Check each line of the data for "this" and select those that have it.

** Start of RECORD EXTRACTS **

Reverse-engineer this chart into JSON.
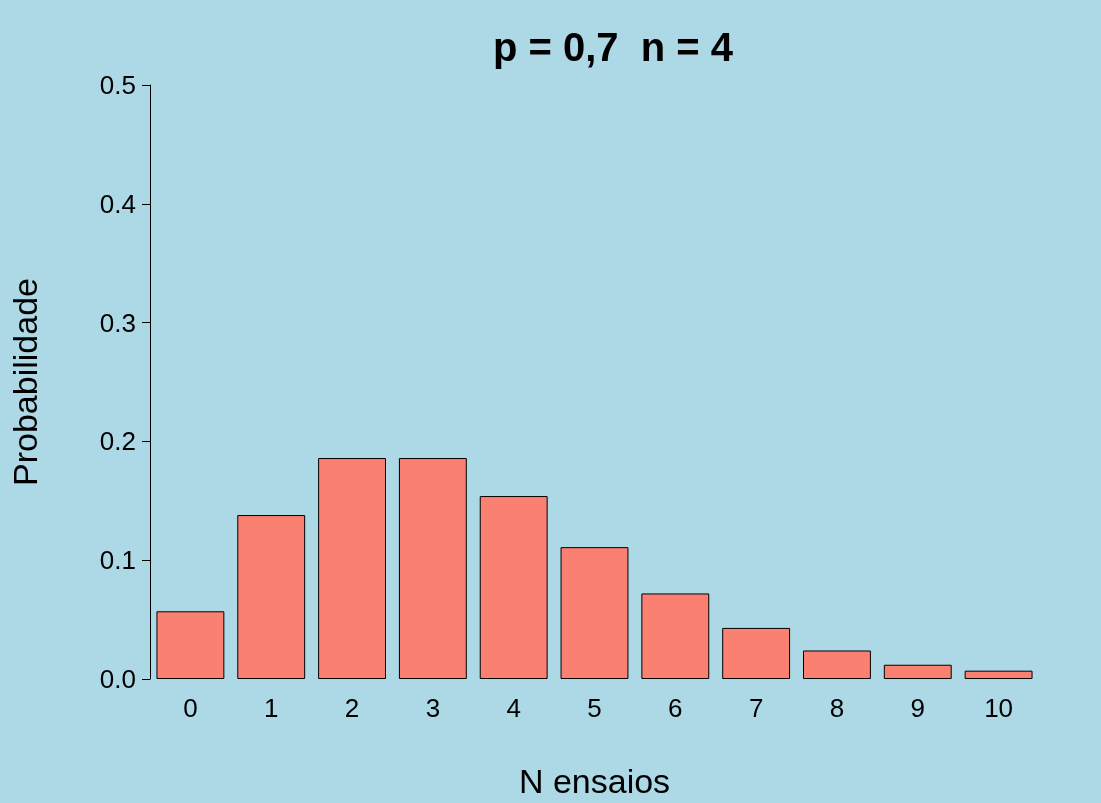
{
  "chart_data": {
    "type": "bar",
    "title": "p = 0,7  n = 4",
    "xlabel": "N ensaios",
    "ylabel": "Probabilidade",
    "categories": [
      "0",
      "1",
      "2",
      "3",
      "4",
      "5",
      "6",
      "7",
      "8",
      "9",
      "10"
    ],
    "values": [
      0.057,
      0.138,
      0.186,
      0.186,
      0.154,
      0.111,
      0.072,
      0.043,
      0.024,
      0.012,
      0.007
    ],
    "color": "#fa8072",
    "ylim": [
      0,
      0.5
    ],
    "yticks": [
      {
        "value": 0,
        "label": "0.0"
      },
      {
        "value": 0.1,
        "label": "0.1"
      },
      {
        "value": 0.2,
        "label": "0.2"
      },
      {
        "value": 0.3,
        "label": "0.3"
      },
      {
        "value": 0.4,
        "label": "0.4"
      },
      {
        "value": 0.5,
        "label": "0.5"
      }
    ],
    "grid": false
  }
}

** End of RECORD EXTRACTS **
** Start of RECORD EXTRACTS **

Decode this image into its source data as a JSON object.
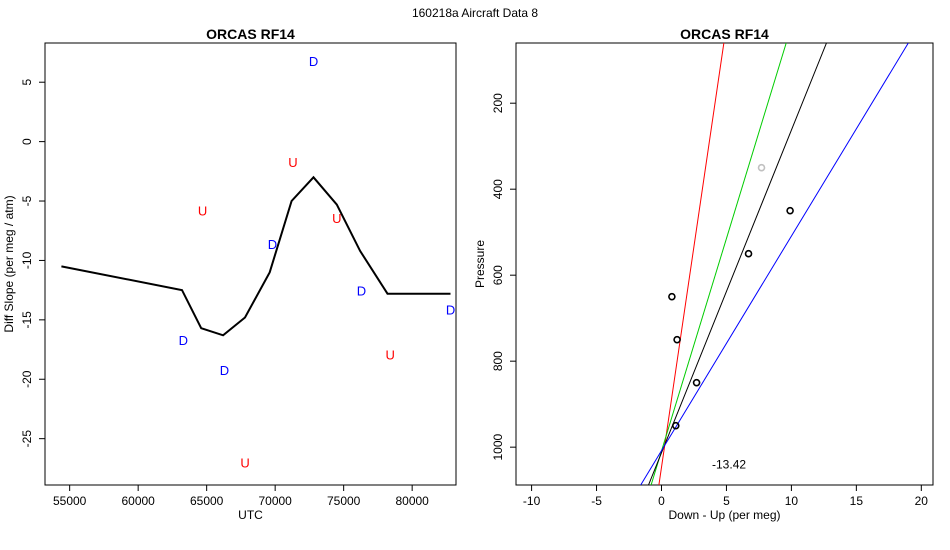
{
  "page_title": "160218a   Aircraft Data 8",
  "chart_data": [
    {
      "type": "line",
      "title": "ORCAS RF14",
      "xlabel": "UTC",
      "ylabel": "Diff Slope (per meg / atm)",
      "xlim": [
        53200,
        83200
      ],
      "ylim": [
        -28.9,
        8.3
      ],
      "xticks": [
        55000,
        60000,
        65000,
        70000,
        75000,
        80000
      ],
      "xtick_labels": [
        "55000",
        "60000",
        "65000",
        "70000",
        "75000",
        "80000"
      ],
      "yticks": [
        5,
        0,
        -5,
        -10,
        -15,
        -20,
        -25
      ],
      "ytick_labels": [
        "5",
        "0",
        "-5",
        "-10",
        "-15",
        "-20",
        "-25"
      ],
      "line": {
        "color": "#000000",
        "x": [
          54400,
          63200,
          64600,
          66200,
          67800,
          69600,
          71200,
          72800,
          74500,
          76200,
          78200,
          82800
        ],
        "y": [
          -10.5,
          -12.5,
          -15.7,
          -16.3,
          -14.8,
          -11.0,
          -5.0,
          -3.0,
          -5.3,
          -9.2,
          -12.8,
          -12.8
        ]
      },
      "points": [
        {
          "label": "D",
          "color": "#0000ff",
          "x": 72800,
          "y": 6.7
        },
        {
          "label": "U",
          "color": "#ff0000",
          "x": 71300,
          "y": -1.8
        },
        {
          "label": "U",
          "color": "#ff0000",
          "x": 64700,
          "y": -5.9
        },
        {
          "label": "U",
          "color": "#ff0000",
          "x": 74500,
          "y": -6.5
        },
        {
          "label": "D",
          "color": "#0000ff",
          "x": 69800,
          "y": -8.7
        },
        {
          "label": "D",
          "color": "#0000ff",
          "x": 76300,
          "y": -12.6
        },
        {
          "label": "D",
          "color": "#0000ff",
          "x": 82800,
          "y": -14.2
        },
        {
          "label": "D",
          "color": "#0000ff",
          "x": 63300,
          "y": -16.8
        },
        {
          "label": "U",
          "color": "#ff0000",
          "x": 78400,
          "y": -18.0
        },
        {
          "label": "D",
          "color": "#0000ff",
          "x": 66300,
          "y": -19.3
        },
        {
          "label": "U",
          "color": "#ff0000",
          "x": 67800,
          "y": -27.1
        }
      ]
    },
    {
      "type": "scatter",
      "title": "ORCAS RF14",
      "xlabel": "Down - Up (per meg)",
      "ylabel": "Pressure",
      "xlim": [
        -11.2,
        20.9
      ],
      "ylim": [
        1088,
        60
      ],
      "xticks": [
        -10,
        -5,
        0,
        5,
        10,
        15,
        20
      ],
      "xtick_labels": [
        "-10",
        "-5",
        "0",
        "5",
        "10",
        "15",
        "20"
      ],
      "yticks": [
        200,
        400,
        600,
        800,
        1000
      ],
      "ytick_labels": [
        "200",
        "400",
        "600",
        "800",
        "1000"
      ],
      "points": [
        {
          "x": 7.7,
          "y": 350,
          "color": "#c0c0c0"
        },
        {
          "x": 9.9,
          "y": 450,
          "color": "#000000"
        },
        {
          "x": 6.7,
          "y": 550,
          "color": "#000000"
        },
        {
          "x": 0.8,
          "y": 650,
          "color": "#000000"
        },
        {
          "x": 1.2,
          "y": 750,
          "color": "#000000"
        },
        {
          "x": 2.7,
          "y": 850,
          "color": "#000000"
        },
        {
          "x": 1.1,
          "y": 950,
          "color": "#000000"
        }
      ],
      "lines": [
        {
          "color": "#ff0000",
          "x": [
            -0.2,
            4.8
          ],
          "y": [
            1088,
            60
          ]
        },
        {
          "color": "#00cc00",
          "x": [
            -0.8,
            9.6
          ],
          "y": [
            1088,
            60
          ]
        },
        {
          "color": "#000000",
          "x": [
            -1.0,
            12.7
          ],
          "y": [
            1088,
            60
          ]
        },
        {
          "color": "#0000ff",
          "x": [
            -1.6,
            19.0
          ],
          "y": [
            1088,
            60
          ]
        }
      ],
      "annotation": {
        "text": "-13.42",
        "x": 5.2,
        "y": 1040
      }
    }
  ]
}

** End of RECORD EXTRACTS **

EXERCISE OUTPUT:
Reverse-engineer this chart into JSON.
Decode this image into its source data as a JSON object.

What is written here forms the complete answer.